DATA FOR THIS EXERCISE.
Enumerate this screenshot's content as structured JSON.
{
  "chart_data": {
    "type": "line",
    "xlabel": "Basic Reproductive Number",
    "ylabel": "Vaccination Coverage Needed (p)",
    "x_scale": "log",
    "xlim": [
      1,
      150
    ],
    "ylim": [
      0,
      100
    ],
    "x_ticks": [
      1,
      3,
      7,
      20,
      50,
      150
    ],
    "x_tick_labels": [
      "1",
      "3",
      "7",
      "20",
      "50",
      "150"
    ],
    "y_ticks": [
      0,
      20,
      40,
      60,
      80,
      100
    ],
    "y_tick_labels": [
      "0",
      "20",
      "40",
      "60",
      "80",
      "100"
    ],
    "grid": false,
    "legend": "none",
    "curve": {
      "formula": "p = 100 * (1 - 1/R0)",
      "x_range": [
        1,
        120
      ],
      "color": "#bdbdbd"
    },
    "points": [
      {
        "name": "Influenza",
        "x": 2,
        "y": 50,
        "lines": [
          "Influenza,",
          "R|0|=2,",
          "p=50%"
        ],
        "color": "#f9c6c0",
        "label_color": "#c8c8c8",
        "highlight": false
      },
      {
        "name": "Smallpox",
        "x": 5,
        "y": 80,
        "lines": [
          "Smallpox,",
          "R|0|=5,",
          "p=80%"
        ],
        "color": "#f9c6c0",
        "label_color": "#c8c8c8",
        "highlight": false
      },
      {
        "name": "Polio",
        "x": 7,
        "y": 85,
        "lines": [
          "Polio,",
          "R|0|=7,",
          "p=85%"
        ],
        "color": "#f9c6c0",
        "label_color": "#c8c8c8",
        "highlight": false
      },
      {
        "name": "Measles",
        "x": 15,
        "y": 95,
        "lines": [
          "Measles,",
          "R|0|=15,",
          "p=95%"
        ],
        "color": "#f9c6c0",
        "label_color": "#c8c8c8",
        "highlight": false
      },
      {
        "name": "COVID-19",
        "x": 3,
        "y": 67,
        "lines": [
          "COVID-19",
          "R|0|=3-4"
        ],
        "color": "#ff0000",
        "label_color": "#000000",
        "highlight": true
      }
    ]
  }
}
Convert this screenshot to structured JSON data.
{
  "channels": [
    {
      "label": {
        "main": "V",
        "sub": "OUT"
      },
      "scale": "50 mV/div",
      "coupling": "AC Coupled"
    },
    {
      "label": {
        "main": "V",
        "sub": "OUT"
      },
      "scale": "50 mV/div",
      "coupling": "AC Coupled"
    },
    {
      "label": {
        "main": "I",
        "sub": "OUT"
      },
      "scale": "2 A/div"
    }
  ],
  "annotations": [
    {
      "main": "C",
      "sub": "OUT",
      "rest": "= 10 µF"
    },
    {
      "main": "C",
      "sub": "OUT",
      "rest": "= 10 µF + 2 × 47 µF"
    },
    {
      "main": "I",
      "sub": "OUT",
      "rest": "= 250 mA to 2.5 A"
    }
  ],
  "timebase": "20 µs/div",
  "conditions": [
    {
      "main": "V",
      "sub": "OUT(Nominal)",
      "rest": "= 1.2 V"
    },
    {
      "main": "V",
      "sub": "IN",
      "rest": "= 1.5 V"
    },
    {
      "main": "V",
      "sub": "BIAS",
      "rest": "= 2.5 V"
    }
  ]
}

TASK BRIEF. List the lines of the entries that include "structured".

RESULT OF THE EXERCISE.
Enumerate this screenshot's content as structured JSON.
Convert this screenshot to structured JSON data.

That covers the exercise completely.